[Data listing]
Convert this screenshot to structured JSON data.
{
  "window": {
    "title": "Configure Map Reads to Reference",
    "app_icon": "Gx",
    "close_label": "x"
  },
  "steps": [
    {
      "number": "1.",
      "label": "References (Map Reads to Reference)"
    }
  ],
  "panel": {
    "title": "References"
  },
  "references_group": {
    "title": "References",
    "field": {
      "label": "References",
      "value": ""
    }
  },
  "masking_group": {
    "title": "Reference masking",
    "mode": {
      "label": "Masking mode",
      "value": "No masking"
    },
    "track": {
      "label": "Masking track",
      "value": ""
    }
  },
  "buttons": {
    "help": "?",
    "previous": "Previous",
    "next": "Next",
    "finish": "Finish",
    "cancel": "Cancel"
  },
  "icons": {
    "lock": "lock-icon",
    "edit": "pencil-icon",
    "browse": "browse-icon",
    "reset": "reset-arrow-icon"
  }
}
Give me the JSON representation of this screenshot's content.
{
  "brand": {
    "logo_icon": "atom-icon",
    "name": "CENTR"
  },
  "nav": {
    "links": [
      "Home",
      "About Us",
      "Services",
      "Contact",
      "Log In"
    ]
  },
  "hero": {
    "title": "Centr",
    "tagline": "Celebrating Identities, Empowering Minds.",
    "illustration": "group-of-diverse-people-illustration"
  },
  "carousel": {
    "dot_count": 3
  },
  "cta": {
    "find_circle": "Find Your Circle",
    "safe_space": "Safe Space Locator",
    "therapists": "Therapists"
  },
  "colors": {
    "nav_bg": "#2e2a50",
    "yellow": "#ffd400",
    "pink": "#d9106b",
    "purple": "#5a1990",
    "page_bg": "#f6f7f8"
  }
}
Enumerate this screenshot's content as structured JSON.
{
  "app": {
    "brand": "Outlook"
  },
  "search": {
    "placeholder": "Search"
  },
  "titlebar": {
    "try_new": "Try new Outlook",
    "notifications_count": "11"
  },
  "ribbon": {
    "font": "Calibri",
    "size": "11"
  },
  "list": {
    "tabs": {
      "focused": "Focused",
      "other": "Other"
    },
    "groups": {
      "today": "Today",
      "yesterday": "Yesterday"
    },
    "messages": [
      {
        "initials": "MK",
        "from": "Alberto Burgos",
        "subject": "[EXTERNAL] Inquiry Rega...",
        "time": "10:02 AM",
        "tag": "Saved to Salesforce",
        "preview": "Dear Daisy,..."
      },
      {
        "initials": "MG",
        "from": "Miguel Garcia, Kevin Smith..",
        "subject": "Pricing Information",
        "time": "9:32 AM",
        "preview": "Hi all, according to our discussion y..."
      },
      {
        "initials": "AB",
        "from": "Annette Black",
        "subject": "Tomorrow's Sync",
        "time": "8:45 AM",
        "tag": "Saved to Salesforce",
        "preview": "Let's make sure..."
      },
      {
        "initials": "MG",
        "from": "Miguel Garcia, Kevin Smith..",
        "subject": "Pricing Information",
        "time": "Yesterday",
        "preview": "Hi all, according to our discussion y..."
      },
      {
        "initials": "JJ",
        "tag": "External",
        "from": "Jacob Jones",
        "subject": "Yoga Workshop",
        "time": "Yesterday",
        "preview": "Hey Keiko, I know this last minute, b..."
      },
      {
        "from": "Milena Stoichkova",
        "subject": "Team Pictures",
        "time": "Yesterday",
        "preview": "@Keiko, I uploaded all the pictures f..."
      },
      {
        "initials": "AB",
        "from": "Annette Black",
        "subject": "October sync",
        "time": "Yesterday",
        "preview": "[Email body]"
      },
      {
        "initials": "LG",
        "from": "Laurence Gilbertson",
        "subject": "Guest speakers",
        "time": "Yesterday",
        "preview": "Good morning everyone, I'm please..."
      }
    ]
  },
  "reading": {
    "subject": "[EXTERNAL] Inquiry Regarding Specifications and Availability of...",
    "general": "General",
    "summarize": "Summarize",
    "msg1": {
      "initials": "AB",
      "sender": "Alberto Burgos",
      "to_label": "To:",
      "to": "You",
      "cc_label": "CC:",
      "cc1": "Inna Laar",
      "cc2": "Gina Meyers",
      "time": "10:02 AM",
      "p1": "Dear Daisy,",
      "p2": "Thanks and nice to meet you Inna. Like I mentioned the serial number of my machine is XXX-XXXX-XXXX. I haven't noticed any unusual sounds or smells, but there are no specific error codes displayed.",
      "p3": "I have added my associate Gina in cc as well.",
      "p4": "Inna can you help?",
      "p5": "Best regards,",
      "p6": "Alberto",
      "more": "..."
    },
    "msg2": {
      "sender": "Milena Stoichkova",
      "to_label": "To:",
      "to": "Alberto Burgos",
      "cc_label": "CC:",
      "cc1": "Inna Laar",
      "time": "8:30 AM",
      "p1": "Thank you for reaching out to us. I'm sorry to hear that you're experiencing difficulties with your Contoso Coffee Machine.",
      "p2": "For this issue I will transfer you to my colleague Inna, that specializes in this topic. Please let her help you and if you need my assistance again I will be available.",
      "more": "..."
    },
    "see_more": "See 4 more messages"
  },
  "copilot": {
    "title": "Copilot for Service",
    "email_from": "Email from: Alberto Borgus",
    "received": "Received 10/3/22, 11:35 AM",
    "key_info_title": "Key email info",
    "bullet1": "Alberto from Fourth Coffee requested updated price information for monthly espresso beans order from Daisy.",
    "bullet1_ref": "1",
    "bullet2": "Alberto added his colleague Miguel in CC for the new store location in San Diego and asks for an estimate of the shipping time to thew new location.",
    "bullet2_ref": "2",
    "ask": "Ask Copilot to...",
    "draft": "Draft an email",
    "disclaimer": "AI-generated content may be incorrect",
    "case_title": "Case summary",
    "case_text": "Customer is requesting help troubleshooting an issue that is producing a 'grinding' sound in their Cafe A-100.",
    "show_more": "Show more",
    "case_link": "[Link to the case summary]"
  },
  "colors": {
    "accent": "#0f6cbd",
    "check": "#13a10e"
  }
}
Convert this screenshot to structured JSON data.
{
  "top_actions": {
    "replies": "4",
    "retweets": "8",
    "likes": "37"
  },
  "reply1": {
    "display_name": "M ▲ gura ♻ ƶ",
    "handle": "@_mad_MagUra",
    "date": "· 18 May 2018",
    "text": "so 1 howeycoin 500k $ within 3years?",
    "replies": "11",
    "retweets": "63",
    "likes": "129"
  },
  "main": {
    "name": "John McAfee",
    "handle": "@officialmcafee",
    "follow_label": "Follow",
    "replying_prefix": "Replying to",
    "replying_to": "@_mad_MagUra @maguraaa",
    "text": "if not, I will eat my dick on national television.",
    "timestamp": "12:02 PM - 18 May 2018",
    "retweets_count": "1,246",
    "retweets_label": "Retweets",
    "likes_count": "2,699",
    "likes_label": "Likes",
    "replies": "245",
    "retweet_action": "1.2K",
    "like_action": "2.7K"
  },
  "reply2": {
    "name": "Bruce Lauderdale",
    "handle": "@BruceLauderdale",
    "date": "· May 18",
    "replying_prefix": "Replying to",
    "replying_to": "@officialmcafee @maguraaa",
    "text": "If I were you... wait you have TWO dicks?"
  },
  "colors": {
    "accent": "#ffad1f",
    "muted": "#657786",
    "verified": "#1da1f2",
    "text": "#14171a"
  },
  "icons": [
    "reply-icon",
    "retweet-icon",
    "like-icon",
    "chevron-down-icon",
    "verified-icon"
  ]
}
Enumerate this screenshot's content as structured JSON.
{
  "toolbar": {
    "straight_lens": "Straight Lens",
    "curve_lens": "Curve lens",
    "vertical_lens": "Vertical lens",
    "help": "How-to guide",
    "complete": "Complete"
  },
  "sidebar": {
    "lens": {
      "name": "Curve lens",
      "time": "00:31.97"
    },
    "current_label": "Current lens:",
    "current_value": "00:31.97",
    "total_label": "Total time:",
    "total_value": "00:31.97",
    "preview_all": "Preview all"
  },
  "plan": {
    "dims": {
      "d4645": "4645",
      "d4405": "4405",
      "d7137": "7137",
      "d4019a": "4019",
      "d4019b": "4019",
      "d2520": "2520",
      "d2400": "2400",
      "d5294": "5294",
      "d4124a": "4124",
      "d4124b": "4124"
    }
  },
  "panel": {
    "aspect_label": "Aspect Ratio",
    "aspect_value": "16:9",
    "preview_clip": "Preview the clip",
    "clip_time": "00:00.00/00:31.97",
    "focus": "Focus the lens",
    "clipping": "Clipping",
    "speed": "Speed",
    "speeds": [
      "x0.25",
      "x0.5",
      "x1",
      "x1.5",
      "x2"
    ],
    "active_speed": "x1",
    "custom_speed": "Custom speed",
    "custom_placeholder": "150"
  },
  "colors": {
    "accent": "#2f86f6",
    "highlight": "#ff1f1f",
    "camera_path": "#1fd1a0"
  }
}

**Written exercise**: Which lines include "officialmcafee"? Copy each of them out.

**Expected answer**:
    "handle": "@officialmcafee",
    "replying_to": "@officialmcafee @maguraaa",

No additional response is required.